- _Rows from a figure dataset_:
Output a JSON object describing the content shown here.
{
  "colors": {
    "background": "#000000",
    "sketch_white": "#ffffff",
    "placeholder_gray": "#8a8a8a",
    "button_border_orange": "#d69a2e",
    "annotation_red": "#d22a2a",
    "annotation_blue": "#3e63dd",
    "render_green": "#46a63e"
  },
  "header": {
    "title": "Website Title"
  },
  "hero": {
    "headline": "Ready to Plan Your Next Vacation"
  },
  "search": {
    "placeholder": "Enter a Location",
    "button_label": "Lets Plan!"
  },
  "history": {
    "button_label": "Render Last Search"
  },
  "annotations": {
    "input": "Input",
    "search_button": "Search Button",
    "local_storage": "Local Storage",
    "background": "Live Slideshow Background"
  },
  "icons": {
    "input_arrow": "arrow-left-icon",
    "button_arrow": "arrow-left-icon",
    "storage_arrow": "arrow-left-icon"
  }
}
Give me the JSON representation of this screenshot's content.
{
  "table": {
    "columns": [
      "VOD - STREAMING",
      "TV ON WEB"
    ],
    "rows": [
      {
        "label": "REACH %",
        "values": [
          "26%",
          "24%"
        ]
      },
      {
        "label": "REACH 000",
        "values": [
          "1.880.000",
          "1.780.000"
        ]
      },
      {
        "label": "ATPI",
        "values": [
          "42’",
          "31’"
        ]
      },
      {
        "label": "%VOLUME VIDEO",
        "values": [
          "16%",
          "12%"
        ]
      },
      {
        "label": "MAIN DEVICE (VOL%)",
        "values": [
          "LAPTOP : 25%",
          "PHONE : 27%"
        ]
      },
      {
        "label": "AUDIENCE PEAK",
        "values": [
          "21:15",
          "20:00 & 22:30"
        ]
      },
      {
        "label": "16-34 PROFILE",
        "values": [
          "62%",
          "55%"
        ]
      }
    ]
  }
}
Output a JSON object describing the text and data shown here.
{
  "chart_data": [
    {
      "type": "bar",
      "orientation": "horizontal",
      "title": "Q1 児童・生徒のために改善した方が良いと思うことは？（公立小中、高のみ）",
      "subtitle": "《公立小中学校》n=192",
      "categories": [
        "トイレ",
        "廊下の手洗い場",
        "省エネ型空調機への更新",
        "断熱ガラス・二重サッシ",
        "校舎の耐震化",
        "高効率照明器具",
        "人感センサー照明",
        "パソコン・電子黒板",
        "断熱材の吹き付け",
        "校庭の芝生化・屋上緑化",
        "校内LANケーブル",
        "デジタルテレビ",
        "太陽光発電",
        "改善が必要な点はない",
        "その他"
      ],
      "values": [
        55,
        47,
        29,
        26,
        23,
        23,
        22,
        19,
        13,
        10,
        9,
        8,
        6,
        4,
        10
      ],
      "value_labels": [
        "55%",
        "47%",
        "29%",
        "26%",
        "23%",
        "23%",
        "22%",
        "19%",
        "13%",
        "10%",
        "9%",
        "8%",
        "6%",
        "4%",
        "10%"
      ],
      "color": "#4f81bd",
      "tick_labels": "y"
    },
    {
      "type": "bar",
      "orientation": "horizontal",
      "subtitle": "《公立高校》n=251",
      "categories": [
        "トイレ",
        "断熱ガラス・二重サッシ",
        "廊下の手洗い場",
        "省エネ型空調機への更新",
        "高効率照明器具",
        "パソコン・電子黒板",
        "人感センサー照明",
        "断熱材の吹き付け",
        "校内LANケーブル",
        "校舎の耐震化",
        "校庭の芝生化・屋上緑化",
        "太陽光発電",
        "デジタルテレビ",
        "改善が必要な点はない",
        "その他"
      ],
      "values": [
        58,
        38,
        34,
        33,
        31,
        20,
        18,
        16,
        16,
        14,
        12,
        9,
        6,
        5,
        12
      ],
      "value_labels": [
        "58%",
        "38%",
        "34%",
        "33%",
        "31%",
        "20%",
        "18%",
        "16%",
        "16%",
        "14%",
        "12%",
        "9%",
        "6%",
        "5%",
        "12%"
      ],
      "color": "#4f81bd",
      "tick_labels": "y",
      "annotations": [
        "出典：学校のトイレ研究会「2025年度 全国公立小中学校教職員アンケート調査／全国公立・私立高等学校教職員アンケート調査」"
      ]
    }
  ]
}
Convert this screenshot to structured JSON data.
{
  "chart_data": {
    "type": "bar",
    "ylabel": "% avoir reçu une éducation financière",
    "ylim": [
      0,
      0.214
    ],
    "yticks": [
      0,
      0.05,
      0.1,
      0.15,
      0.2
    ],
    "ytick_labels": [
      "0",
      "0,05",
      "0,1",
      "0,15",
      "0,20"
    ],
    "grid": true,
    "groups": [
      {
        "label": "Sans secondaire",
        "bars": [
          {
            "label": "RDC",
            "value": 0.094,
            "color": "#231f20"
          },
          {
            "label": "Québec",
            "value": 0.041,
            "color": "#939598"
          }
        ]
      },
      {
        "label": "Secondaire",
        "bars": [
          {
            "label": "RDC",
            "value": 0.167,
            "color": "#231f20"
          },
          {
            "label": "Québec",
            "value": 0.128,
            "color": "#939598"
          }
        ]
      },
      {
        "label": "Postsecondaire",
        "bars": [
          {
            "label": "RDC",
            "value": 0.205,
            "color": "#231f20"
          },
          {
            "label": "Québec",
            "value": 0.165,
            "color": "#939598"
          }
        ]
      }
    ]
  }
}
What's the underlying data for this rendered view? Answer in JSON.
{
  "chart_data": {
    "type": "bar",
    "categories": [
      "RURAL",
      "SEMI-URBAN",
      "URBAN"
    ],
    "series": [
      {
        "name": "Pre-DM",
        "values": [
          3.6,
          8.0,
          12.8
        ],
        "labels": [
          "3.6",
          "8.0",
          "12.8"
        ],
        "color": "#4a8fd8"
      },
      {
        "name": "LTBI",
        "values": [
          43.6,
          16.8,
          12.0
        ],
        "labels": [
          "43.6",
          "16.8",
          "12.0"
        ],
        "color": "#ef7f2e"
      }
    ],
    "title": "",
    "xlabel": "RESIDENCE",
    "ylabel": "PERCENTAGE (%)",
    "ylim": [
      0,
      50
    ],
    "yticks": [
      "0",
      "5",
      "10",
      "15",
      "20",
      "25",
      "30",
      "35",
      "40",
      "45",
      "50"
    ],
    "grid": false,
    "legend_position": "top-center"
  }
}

- _Task_: Please quote every record above exactly as it appears.

- _Result for this task_:
Output a JSON object describing the content shown here.
{
  "colors": {
    "background": "#000000",
    "sketch_white": "#ffffff",
    "placeholder_gray": "#8a8a8a",
    "button_border_orange": "#d69a2e",
    "annotation_red": "#d22a2a",
    "annotation_blue": "#3e63dd",
    "render_green": "#46a63e"
  },
  "header": {
    "title": "Website Title"
  },
  "hero": {
    "headline": "Ready to Plan Your Next Vacation"
  },
  "search": {
    "placeholder": "Enter a Location",
    "button_label": "Lets Plan!"
  },
  "history": {
    "button_label": "Render Last Search"
  },
  "annotations": {
    "input": "Input",
    "search_button": "Search Button",
    "local_storage": "Local Storage",
    "background": "Live Slideshow Background"
  },
  "icons": {
    "input_arrow": "arrow-left-icon",
    "button_arrow": "arrow-left-icon",
    "storage_arrow": "arrow-left-icon"
  }
}
Give me the JSON representation of this screenshot's content.
{
  "table": {
    "columns": [
      "VOD - STREAMING",
      "TV ON WEB"
    ],
    "rows": [
      {
        "label": "REACH %",
        "values": [
          "26%",
          "24%"
        ]
      },
      {
        "label": "REACH 000",
        "values": [
          "1.880.000",
          "1.780.000"
        ]
      },
      {
        "label": "ATPI",
        "values": [
          "42’",
          "31’"
        ]
      },
      {
        "label": "%VOLUME VIDEO",
        "values": [
          "16%",
          "12%"
        ]
      },
      {
        "label": "MAIN DEVICE (VOL%)",
        "values": [
          "LAPTOP : 25%",
          "PHONE : 27%"
        ]
      },
      {
        "label": "AUDIENCE PEAK",
        "values": [
          "21:15",
          "20:00 & 22:30"
        ]
      },
      {
        "label": "16-34 PROFILE",
        "values": [
          "62%",
          "55%"
        ]
      }
    ]
  }
}
Output a JSON object describing the text and data shown here.
{
  "chart_data": [
    {
      "type": "bar",
      "orientation": "horizontal",
      "title": "Q1 児童・生徒のために改善した方が良いと思うことは？（公立小中、高のみ）",
      "subtitle": "《公立小中学校》n=192",
      "categories": [
        "トイレ",
        "廊下の手洗い場",
        "省エネ型空調機への更新",
        "断熱ガラス・二重サッシ",
        "校舎の耐震化",
        "高効率照明器具",
        "人感センサー照明",
        "パソコン・電子黒板",
        "断熱材の吹き付け",
        "校庭の芝生化・屋上緑化",
        "校内LANケーブル",
        "デジタルテレビ",
        "太陽光発電",
        "改善が必要な点はない",
        "その他"
      ],
      "values": [
        55,
        47,
        29,
        26,
        23,
        23,
        22,
        19,
        13,
        10,
        9,
        8,
        6,
        4,
        10
      ],
      "value_labels": [
        "55%",
        "47%",
        "29%",
        "26%",
        "23%",
        "23%",
        "22%",
        "19%",
        "13%",
        "10%",
        "9%",
        "8%",
        "6%",
        "4%",
        "10%"
      ],
      "color": "#4f81bd",
      "tick_labels": "y"
    },
    {
      "type": "bar",
      "orientation": "horizontal",
      "subtitle": "《公立高校》n=251",
      "categories": [
        "トイレ",
        "断熱ガラス・二重サッシ",
        "廊下の手洗い場",
        "省エネ型空調機への更新",
        "高効率照明器具",
        "パソコン・電子黒板",
        "人感センサー照明",
        "断熱材の吹き付け",
        "校内LANケーブル",
        "校舎の耐震化",
        "校庭の芝生化・屋上緑化",
        "太陽光発電",
        "デジタルテレビ",
        "改善が必要な点はない",
        "その他"
      ],
      "values": [
        58,
        38,
        34,
        33,
        31,
        20,
        18,
        16,
        16,
        14,
        12,
        9,
        6,
        5,
        12
      ],
      "value_labels": [
        "58%",
        "38%",
        "34%",
        "33%",
        "31%",
        "20%",
        "18%",
        "16%",
        "16%",
        "14%",
        "12%",
        "9%",
        "6%",
        "5%",
        "12%"
      ],
      "color": "#4f81bd",
      "tick_labels": "y",
      "annotations": [
        "出典：学校のトイレ研究会「2025年度 全国公立小中学校教職員アンケート調査／全国公立・私立高等学校教職員アンケート調査」"
      ]
    }
  ]
}
Convert this screenshot to structured JSON data.
{
  "chart_data": {
    "type": "bar",
    "ylabel": "% avoir reçu une éducation financière",
    "ylim": [
      0,
      0.214
    ],
    "yticks": [
      0,
      0.05,
      0.1,
      0.15,
      0.2
    ],
    "ytick_labels": [
      "0",
      "0,05",
      "0,1",
      "0,15",
      "0,20"
    ],
    "grid": true,
    "groups": [
      {
        "label": "Sans secondaire",
        "bars": [
          {
            "label": "RDC",
            "value": 0.094,
            "color": "#231f20"
          },
          {
            "label": "Québec",
            "value": 0.041,
            "color": "#939598"
          }
        ]
      },
      {
        "label": "Secondaire",
        "bars": [
          {
            "label": "RDC",
            "value": 0.167,
            "color": "#231f20"
          },
          {
            "label": "Québec",
            "value": 0.128,
            "color": "#939598"
          }
        ]
      },
      {
        "label": "Postsecondaire",
        "bars": [
          {
            "label": "RDC",
            "value": 0.205,
            "color": "#231f20"
          },
          {
            "label": "Québec",
            "value": 0.165,
            "color": "#939598"
          }
        ]
      }
    ]
  }
}
What's the underlying data for this rendered view? Answer in JSON.
{
  "chart_data": {
    "type": "bar",
    "categories": [
      "RURAL",
      "SEMI-URBAN",
      "URBAN"
    ],
    "series": [
      {
        "name": "Pre-DM",
        "values": [
          3.6,
          8.0,
          12.8
        ],
        "labels": [
          "3.6",
          "8.0",
          "12.8"
        ],
        "color": "#4a8fd8"
      },
      {
        "name": "LTBI",
        "values": [
          43.6,
          16.8,
          12.0
        ],
        "labels": [
          "43.6",
          "16.8",
          "12.0"
        ],
        "color": "#ef7f2e"
      }
    ],
    "title": "",
    "xlabel": "RESIDENCE",
    "ylabel": "PERCENTAGE (%)",
    "ylim": [
      0,
      50
    ],
    "yticks": [
      "0",
      "5",
      "10",
      "15",
      "20",
      "25",
      "30",
      "35",
      "40",
      "45",
      "50"
    ],
    "grid": false,
    "legend_position": "top-center"
  }
}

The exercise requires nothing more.